▸ Request
Locate and copy each line in the data that contains the word "Fake".

▸ Exercise material
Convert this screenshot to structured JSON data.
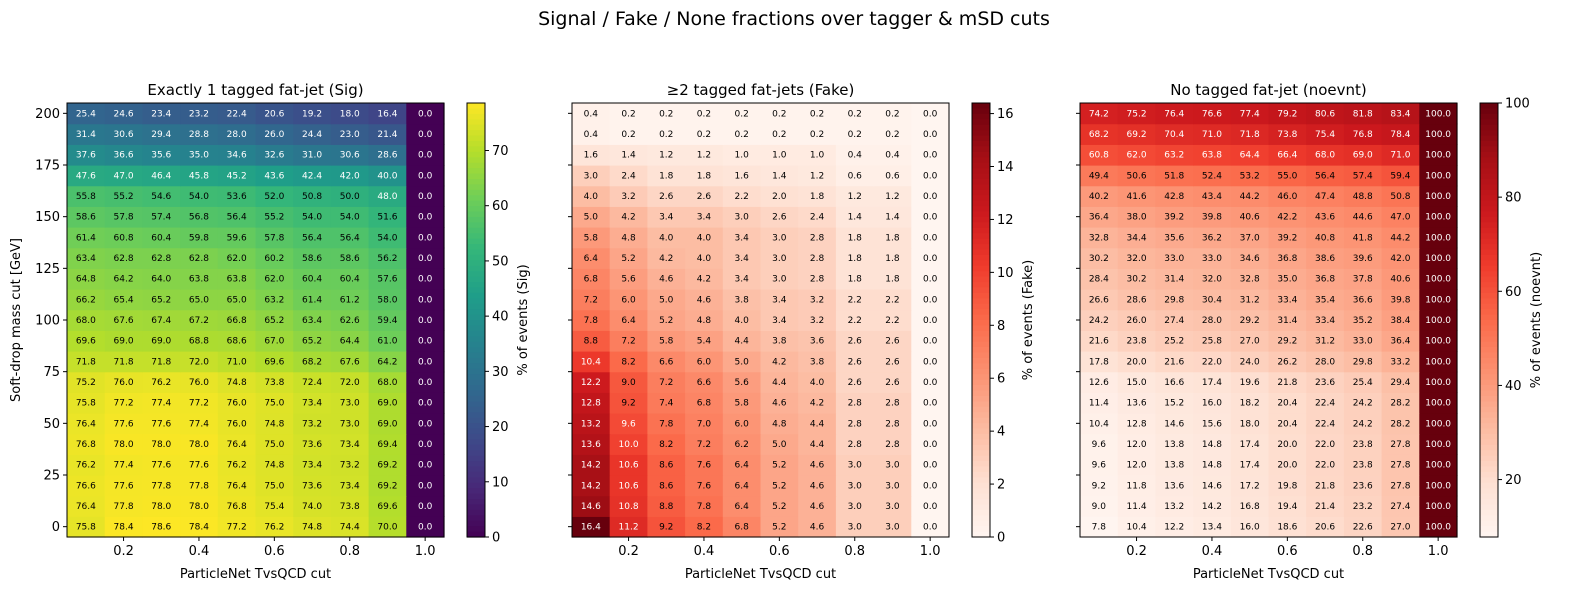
{
  "figure": {
    "suptitle": "Signal / Fake / None fractions over tagger & mSD cuts"
  },
  "chart_data": [
    {
      "type": "heatmap",
      "title": "Exactly 1 tagged fat-jet (Sig)",
      "xlabel": "ParticleNet TvsQCD cut",
      "ylabel": "Soft-drop mass cut [GeV]",
      "x": [
        0.1,
        0.2,
        0.3,
        0.4,
        0.5,
        0.6,
        0.7,
        0.8,
        0.9,
        1.0
      ],
      "y": [
        0,
        10,
        20,
        30,
        40,
        50,
        60,
        70,
        80,
        90,
        100,
        110,
        120,
        130,
        140,
        150,
        160,
        170,
        180,
        190,
        200
      ],
      "xticks": [
        "0.2",
        "0.4",
        "0.6",
        "0.8",
        "1.0"
      ],
      "yticks": [
        "0",
        "25",
        "50",
        "75",
        "100",
        "125",
        "150",
        "175",
        "200"
      ],
      "colormap": "viridis",
      "colorbar_label": "% of events (Sig)",
      "vmin": 0,
      "vmax": 78.6,
      "colorbar_ticks": [
        "0",
        "10",
        "20",
        "30",
        "40",
        "50",
        "60",
        "70"
      ],
      "values": [
        [
          75.8,
          78.4,
          78.6,
          78.4,
          77.2,
          76.2,
          74.8,
          74.4,
          70.0,
          0.0
        ],
        [
          76.4,
          77.8,
          78.0,
          78.0,
          76.8,
          75.4,
          74.0,
          73.8,
          69.6,
          0.0
        ],
        [
          76.6,
          77.6,
          77.8,
          77.8,
          76.4,
          75.0,
          73.6,
          73.4,
          69.2,
          0.0
        ],
        [
          76.2,
          77.4,
          77.6,
          77.6,
          76.2,
          74.8,
          73.4,
          73.2,
          69.2,
          0.0
        ],
        [
          76.8,
          78.0,
          78.0,
          78.0,
          76.4,
          75.0,
          73.6,
          73.4,
          69.4,
          0.0
        ],
        [
          76.4,
          77.6,
          77.6,
          77.4,
          76.0,
          74.8,
          73.2,
          73.0,
          69.0,
          0.0
        ],
        [
          75.8,
          77.2,
          77.4,
          77.2,
          76.0,
          75.0,
          73.4,
          73.0,
          69.0,
          0.0
        ],
        [
          75.2,
          76.0,
          76.2,
          76.0,
          74.8,
          73.8,
          72.4,
          72.0,
          68.0,
          0.0
        ],
        [
          71.8,
          71.8,
          71.8,
          72.0,
          71.0,
          69.6,
          68.2,
          67.6,
          64.2,
          0.0
        ],
        [
          69.6,
          69.0,
          69.0,
          68.8,
          68.6,
          67.0,
          65.2,
          64.4,
          61.0,
          0.0
        ],
        [
          68.0,
          67.6,
          67.4,
          67.2,
          66.8,
          65.2,
          63.4,
          62.6,
          59.4,
          0.0
        ],
        [
          66.2,
          65.4,
          65.2,
          65.0,
          65.0,
          63.2,
          61.4,
          61.2,
          58.0,
          0.0
        ],
        [
          64.8,
          64.2,
          64.0,
          63.8,
          63.8,
          62.0,
          60.4,
          60.4,
          57.6,
          0.0
        ],
        [
          63.4,
          62.8,
          62.8,
          62.8,
          62.0,
          60.2,
          58.6,
          58.6,
          56.2,
          0.0
        ],
        [
          61.4,
          60.8,
          60.4,
          59.8,
          59.6,
          57.8,
          56.4,
          56.4,
          54.0,
          0.0
        ],
        [
          58.6,
          57.8,
          57.4,
          56.8,
          56.4,
          55.2,
          54.0,
          54.0,
          51.6,
          0.0
        ],
        [
          55.8,
          55.2,
          54.6,
          54.0,
          53.6,
          52.0,
          50.8,
          50.0,
          48.0,
          0.0
        ],
        [
          47.6,
          47.0,
          46.4,
          45.8,
          45.2,
          43.6,
          42.4,
          42.0,
          40.0,
          0.0
        ],
        [
          37.6,
          36.6,
          35.6,
          35.0,
          34.6,
          32.6,
          31.0,
          30.6,
          28.6,
          0.0
        ],
        [
          31.4,
          30.6,
          29.4,
          28.8,
          28.0,
          26.0,
          24.4,
          23.0,
          21.4,
          0.0
        ],
        [
          25.4,
          24.6,
          23.4,
          23.2,
          22.4,
          20.6,
          19.2,
          18.0,
          16.4,
          0.0
        ]
      ]
    },
    {
      "type": "heatmap",
      "title": "≥2 tagged fat-jets (Fake)",
      "xlabel": "ParticleNet TvsQCD cut",
      "ylabel": "",
      "x": [
        0.1,
        0.2,
        0.3,
        0.4,
        0.5,
        0.6,
        0.7,
        0.8,
        0.9,
        1.0
      ],
      "y": [
        0,
        10,
        20,
        30,
        40,
        50,
        60,
        70,
        80,
        90,
        100,
        110,
        120,
        130,
        140,
        150,
        160,
        170,
        180,
        190,
        200
      ],
      "xticks": [
        "0.2",
        "0.4",
        "0.6",
        "0.8",
        "1.0"
      ],
      "yticks": [
        "0",
        "25",
        "50",
        "75",
        "100",
        "125",
        "150",
        "175",
        "200"
      ],
      "colormap": "reds",
      "colorbar_label": "% of events (Fake)",
      "vmin": 0,
      "vmax": 16.4,
      "colorbar_ticks": [
        "0",
        "2",
        "4",
        "6",
        "8",
        "10",
        "12",
        "14",
        "16"
      ],
      "values": [
        [
          16.4,
          11.2,
          9.2,
          8.2,
          6.8,
          5.2,
          4.6,
          3.0,
          3.0,
          0.0
        ],
        [
          14.6,
          10.8,
          8.8,
          7.8,
          6.4,
          5.2,
          4.6,
          3.0,
          3.0,
          0.0
        ],
        [
          14.2,
          10.6,
          8.6,
          7.6,
          6.4,
          5.2,
          4.6,
          3.0,
          3.0,
          0.0
        ],
        [
          14.2,
          10.6,
          8.6,
          7.6,
          6.4,
          5.2,
          4.6,
          3.0,
          3.0,
          0.0
        ],
        [
          13.6,
          10.0,
          8.2,
          7.2,
          6.2,
          5.0,
          4.4,
          2.8,
          2.8,
          0.0
        ],
        [
          13.2,
          9.6,
          7.8,
          7.0,
          6.0,
          4.8,
          4.4,
          2.8,
          2.8,
          0.0
        ],
        [
          12.8,
          9.2,
          7.4,
          6.8,
          5.8,
          4.6,
          4.2,
          2.8,
          2.8,
          0.0
        ],
        [
          12.2,
          9.0,
          7.2,
          6.6,
          5.6,
          4.4,
          4.0,
          2.6,
          2.6,
          0.0
        ],
        [
          10.4,
          8.2,
          6.6,
          6.0,
          5.0,
          4.2,
          3.8,
          2.6,
          2.6,
          0.0
        ],
        [
          8.8,
          7.2,
          5.8,
          5.4,
          4.4,
          3.8,
          3.6,
          2.6,
          2.6,
          0.0
        ],
        [
          7.8,
          6.4,
          5.2,
          4.8,
          4.0,
          3.4,
          3.2,
          2.2,
          2.2,
          0.0
        ],
        [
          7.2,
          6.0,
          5.0,
          4.6,
          3.8,
          3.4,
          3.2,
          2.2,
          2.2,
          0.0
        ],
        [
          6.8,
          5.6,
          4.6,
          4.2,
          3.4,
          3.0,
          2.8,
          1.8,
          1.8,
          0.0
        ],
        [
          6.4,
          5.2,
          4.2,
          4.0,
          3.4,
          3.0,
          2.8,
          1.8,
          1.8,
          0.0
        ],
        [
          5.8,
          4.8,
          4.0,
          4.0,
          3.4,
          3.0,
          2.8,
          1.8,
          1.8,
          0.0
        ],
        [
          5.0,
          4.2,
          3.4,
          3.4,
          3.0,
          2.6,
          2.4,
          1.4,
          1.4,
          0.0
        ],
        [
          4.0,
          3.2,
          2.6,
          2.6,
          2.2,
          2.0,
          1.8,
          1.2,
          1.2,
          0.0
        ],
        [
          3.0,
          2.4,
          1.8,
          1.8,
          1.6,
          1.4,
          1.2,
          0.6,
          0.6,
          0.0
        ],
        [
          1.6,
          1.4,
          1.2,
          1.2,
          1.0,
          1.0,
          1.0,
          0.4,
          0.4,
          0.0
        ],
        [
          0.4,
          0.2,
          0.2,
          0.2,
          0.2,
          0.2,
          0.2,
          0.2,
          0.2,
          0.0
        ],
        [
          0.4,
          0.2,
          0.2,
          0.2,
          0.2,
          0.2,
          0.2,
          0.2,
          0.2,
          0.0
        ]
      ]
    },
    {
      "type": "heatmap",
      "title": "No tagged fat-jet (noevnt)",
      "xlabel": "ParticleNet TvsQCD cut",
      "ylabel": "",
      "x": [
        0.1,
        0.2,
        0.3,
        0.4,
        0.5,
        0.6,
        0.7,
        0.8,
        0.9,
        1.0
      ],
      "y": [
        0,
        10,
        20,
        30,
        40,
        50,
        60,
        70,
        80,
        90,
        100,
        110,
        120,
        130,
        140,
        150,
        160,
        170,
        180,
        190,
        200
      ],
      "xticks": [
        "0.2",
        "0.4",
        "0.6",
        "0.8",
        "1.0"
      ],
      "yticks": [
        "0",
        "25",
        "50",
        "75",
        "100",
        "125",
        "150",
        "175",
        "200"
      ],
      "colormap": "reds",
      "colorbar_label": "% of events (noevnt)",
      "vmin": 7.8,
      "vmax": 100,
      "colorbar_ticks": [
        "20",
        "40",
        "60",
        "80",
        "100"
      ],
      "values": [
        [
          7.8,
          10.4,
          12.2,
          13.4,
          16.0,
          18.6,
          20.6,
          22.6,
          27.0,
          100.0
        ],
        [
          9.0,
          11.4,
          13.2,
          14.2,
          16.8,
          19.4,
          21.4,
          23.2,
          27.4,
          100.0
        ],
        [
          9.2,
          11.8,
          13.6,
          14.6,
          17.2,
          19.8,
          21.8,
          23.6,
          27.8,
          100.0
        ],
        [
          9.6,
          12.0,
          13.8,
          14.8,
          17.4,
          20.0,
          22.0,
          23.8,
          27.8,
          100.0
        ],
        [
          9.6,
          12.0,
          13.8,
          14.8,
          17.4,
          20.0,
          22.0,
          23.8,
          27.8,
          100.0
        ],
        [
          10.4,
          12.8,
          14.6,
          15.6,
          18.0,
          20.4,
          22.4,
          24.2,
          28.2,
          100.0
        ],
        [
          11.4,
          13.6,
          15.2,
          16.0,
          18.2,
          20.4,
          22.4,
          24.2,
          28.2,
          100.0
        ],
        [
          12.6,
          15.0,
          16.6,
          17.4,
          19.6,
          21.8,
          23.6,
          25.4,
          29.4,
          100.0
        ],
        [
          17.8,
          20.0,
          21.6,
          22.0,
          24.0,
          26.2,
          28.0,
          29.8,
          33.2,
          100.0
        ],
        [
          21.6,
          23.8,
          25.2,
          25.8,
          27.0,
          29.2,
          31.2,
          33.0,
          36.4,
          100.0
        ],
        [
          24.2,
          26.0,
          27.4,
          28.0,
          29.2,
          31.4,
          33.4,
          35.2,
          38.4,
          100.0
        ],
        [
          26.6,
          28.6,
          29.8,
          30.4,
          31.2,
          33.4,
          35.4,
          36.6,
          39.8,
          100.0
        ],
        [
          28.4,
          30.2,
          31.4,
          32.0,
          32.8,
          35.0,
          36.8,
          37.8,
          40.6,
          100.0
        ],
        [
          30.2,
          32.0,
          33.0,
          33.0,
          34.6,
          36.8,
          38.6,
          39.6,
          42.0,
          100.0
        ],
        [
          32.8,
          34.4,
          35.6,
          36.2,
          37.0,
          39.2,
          40.8,
          41.8,
          44.2,
          100.0
        ],
        [
          36.4,
          38.0,
          39.2,
          39.8,
          40.6,
          42.2,
          43.6,
          44.6,
          47.0,
          100.0
        ],
        [
          40.2,
          41.6,
          42.8,
          43.4,
          44.2,
          46.0,
          47.4,
          48.8,
          50.8,
          100.0
        ],
        [
          49.4,
          50.6,
          51.8,
          52.4,
          53.2,
          55.0,
          56.4,
          57.4,
          59.4,
          100.0
        ],
        [
          60.8,
          62.0,
          63.2,
          63.8,
          64.4,
          66.4,
          68.0,
          69.0,
          71.0,
          100.0
        ],
        [
          68.2,
          69.2,
          70.4,
          71.0,
          71.8,
          73.8,
          75.4,
          76.8,
          78.4,
          100.0
        ],
        [
          74.2,
          75.2,
          76.4,
          76.6,
          77.4,
          79.2,
          80.6,
          81.8,
          83.4,
          100.0
        ]
      ]
    }
  ]
}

▸ The reply
    "suptitle": "Signal / Fake / None fractions over tagger & mSD cuts"
      "title": "≥2 tagged fat-jets (Fake)",
      "colorbar_label": "% of events (Fake)",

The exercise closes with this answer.